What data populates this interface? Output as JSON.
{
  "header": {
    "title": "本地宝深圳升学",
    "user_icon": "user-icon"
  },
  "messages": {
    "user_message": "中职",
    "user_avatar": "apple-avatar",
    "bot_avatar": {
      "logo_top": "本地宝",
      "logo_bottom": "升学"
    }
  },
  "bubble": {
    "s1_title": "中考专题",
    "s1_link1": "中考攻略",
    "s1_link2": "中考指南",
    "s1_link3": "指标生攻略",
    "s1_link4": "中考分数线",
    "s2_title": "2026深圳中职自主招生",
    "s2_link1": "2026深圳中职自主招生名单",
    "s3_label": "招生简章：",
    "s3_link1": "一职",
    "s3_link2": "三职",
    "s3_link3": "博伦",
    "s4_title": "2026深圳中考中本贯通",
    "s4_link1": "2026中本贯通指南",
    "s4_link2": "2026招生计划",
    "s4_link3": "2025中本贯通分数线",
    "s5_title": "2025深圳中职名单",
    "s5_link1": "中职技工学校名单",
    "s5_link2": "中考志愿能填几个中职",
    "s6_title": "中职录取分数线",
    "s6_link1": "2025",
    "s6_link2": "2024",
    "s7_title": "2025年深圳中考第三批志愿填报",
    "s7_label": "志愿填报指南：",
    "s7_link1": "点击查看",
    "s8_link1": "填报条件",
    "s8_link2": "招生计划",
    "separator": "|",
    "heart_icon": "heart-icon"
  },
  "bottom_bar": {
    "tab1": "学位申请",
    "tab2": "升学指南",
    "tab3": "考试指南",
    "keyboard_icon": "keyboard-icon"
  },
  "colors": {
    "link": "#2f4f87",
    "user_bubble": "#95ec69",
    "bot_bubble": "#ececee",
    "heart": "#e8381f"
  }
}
* * * * * * * * *
• WHAT IS BEING ASKED:
What is needed here is an exact reproduction of all the entries.

• TASK SOLUTION:
What data populates this interface? Output as JSON.
{
  "header": {
    "title": "本地宝深圳升学",
    "user_icon": "user-icon"
  },
  "messages": {
    "user_message": "中职",
    "user_avatar": "apple-avatar",
    "bot_avatar": {
      "logo_top": "本地宝",
      "logo_bottom": "升学"
    }
  },
  "bubble": {
    "s1_title": "中考专题",
    "s1_link1": "中考攻略",
    "s1_link2": "中考指南",
    "s1_link3": "指标生攻略",
    "s1_link4": "中考分数线",
    "s2_title": "2026深圳中职自主招生",
    "s2_link1": "2026深圳中职自主招生名单",
    "s3_label": "招生简章：",
    "s3_link1": "一职",
    "s3_link2": "三职",
    "s3_link3": "博伦",
    "s4_title": "2026深圳中考中本贯通",
    "s4_link1": "2026中本贯通指南",
    "s4_link2": "2026招生计划",
    "s4_link3": "2025中本贯通分数线",
    "s5_title": "2025深圳中职名单",
    "s5_link1": "中职技工学校名单",
    "s5_link2": "中考志愿能填几个中职",
    "s6_title": "中职录取分数线",
    "s6_link1": "2025",
    "s6_link2": "2024",
    "s7_title": "2025年深圳中考第三批志愿填报",
    "s7_label": "志愿填报指南：",
    "s7_link1": "点击查看",
    "s8_link1": "填报条件",
    "s8_link2": "招生计划",
    "separator": "|",
    "heart_icon": "heart-icon"
  },
  "bottom_bar": {
    "tab1": "学位申请",
    "tab2": "升学指南",
    "tab3": "考试指南",
    "keyboard_icon": "keyboard-icon"
  },
  "colors": {
    "link": "#2f4f87",
    "user_bubble": "#95ec69",
    "bot_bubble": "#ececee",
    "heart": "#e8381f"
  }
}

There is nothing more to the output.